**Exercise:** Select the lines below containing the word "time".

Items from a figure collection
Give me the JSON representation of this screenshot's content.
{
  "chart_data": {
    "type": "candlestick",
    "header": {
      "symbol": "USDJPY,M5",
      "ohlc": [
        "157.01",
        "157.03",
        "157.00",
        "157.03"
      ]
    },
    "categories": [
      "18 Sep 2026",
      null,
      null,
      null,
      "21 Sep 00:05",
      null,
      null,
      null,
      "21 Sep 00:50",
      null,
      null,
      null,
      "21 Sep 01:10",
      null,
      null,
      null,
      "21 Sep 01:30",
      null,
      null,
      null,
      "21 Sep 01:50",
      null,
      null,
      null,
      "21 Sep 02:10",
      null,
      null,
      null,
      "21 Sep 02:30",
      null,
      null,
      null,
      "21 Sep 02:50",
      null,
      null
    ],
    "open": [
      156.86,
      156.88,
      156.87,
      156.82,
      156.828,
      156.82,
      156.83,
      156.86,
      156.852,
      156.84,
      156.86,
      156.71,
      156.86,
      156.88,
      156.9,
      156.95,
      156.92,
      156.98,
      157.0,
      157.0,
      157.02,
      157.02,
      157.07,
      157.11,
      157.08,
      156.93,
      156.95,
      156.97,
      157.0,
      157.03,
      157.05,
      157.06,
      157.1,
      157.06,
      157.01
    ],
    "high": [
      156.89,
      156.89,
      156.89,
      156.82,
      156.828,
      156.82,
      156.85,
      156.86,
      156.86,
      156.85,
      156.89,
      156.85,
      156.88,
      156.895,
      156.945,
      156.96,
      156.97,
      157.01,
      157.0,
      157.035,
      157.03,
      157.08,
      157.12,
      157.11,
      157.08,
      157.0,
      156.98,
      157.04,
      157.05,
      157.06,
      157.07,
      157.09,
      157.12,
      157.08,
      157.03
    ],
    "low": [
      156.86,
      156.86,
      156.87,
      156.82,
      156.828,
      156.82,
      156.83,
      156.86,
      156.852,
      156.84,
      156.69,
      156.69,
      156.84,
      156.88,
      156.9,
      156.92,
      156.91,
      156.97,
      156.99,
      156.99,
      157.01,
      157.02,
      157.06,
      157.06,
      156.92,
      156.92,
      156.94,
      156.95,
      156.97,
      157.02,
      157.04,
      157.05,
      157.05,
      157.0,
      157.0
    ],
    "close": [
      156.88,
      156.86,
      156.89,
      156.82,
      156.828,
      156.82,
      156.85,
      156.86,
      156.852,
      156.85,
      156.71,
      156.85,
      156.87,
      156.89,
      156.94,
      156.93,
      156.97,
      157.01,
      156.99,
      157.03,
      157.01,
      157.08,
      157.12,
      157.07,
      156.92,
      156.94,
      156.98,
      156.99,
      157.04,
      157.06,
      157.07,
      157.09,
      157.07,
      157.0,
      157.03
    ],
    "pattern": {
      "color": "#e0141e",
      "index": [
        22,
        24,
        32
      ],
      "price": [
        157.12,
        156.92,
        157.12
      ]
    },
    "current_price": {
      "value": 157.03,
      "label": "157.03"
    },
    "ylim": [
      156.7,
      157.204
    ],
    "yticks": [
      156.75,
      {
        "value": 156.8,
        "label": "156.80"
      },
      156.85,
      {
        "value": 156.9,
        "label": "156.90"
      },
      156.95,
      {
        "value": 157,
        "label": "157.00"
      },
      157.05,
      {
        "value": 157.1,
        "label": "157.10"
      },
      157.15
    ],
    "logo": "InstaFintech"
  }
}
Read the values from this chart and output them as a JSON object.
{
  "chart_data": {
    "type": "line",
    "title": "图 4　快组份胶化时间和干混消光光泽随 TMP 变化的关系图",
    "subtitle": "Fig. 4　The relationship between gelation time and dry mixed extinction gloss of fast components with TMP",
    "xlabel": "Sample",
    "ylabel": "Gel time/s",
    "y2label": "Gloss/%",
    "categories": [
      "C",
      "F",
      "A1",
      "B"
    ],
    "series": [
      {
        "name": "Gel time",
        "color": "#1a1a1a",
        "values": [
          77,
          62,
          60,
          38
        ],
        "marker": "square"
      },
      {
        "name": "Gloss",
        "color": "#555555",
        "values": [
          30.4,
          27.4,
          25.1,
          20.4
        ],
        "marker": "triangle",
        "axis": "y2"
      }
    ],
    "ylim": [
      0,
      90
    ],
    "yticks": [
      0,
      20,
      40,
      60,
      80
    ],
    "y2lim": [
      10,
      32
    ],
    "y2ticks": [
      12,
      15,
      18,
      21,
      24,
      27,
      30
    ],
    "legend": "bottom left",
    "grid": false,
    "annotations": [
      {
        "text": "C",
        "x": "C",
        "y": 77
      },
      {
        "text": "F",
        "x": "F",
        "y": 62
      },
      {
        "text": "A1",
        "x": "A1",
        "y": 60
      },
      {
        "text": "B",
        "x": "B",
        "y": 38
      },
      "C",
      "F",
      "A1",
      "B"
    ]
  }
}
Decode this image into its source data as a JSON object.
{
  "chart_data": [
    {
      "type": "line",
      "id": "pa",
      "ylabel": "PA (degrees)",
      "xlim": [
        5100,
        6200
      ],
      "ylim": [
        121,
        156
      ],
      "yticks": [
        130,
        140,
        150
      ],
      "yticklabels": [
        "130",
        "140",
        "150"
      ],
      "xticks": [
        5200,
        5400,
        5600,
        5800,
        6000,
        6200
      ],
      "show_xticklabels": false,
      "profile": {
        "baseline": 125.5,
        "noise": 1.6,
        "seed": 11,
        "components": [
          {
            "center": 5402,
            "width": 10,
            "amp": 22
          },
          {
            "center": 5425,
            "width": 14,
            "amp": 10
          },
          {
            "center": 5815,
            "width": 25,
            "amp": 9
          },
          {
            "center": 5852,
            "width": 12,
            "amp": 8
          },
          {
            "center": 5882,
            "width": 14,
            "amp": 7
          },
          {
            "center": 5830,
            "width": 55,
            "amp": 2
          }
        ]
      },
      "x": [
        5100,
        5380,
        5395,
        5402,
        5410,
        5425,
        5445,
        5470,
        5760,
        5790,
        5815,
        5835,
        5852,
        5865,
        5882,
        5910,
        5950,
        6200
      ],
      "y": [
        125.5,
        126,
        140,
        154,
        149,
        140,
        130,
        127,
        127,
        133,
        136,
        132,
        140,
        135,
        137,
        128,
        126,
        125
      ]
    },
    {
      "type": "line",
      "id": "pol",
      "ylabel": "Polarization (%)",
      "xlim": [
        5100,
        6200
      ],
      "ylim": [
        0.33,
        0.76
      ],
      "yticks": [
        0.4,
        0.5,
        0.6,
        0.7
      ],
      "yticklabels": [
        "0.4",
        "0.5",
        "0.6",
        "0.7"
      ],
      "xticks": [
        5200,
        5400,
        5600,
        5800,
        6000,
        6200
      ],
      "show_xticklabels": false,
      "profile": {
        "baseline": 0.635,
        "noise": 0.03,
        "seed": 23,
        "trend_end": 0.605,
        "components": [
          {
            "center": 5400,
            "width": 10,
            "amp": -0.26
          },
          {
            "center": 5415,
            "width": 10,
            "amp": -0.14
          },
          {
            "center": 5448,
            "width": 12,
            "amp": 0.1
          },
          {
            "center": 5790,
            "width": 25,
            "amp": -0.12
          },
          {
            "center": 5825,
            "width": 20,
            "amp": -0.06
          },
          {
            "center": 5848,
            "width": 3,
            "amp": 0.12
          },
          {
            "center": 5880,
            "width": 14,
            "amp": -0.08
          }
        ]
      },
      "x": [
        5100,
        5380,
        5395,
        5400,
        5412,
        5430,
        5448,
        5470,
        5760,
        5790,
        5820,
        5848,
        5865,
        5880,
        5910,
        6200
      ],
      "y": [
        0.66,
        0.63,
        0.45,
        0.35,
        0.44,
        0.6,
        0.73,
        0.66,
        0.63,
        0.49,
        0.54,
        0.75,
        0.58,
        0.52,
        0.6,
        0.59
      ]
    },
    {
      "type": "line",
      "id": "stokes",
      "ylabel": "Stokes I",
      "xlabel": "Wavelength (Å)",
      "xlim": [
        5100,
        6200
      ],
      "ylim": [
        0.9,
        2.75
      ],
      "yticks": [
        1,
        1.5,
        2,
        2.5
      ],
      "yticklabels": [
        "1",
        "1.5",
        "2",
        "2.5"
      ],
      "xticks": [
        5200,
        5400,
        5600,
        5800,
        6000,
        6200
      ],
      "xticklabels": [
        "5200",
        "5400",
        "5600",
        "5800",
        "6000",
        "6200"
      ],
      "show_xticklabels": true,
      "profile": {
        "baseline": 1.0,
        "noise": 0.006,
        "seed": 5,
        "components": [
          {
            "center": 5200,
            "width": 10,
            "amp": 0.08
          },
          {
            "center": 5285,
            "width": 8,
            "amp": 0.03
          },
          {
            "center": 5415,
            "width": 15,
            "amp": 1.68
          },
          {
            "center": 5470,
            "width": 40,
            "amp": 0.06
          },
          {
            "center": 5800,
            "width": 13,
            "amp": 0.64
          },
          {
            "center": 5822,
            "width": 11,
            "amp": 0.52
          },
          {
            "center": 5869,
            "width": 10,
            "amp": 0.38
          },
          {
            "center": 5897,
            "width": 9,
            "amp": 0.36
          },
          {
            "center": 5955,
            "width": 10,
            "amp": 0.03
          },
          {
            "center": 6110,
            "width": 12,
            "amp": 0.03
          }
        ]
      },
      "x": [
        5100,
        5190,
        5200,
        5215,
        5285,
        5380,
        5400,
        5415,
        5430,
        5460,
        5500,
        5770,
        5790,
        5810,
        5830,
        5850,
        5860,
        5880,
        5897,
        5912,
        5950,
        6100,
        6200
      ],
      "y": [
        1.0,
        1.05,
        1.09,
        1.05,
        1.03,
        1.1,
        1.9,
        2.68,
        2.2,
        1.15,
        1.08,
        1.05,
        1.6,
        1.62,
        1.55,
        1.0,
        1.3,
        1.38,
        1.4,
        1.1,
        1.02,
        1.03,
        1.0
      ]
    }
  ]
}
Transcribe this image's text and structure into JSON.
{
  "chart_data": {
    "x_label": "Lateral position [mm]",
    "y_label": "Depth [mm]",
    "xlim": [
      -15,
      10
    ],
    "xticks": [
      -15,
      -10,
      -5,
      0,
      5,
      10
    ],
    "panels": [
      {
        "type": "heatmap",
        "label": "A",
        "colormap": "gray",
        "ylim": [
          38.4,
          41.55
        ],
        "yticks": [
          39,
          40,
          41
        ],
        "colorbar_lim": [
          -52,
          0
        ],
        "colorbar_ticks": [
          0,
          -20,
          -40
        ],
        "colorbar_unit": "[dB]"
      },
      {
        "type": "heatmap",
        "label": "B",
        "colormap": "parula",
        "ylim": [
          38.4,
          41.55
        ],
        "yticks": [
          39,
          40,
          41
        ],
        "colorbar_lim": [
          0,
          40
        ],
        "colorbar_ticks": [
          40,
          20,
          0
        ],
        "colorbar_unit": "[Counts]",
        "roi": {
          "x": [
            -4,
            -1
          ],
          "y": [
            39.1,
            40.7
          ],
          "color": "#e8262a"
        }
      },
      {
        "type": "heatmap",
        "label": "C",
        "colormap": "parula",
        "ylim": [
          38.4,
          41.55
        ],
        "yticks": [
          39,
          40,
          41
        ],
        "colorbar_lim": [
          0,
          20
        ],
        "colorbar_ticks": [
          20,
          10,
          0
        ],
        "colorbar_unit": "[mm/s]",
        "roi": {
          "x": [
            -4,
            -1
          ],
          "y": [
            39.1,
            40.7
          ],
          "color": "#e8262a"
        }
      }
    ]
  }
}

**Solution to this exercise:**
    "subtitle": "Fig. 4　The relationship between gelation time and dry mixed extinction gloss of fast components with TMP",
    "ylabel": "Gel time/s",
        "name": "Gel time",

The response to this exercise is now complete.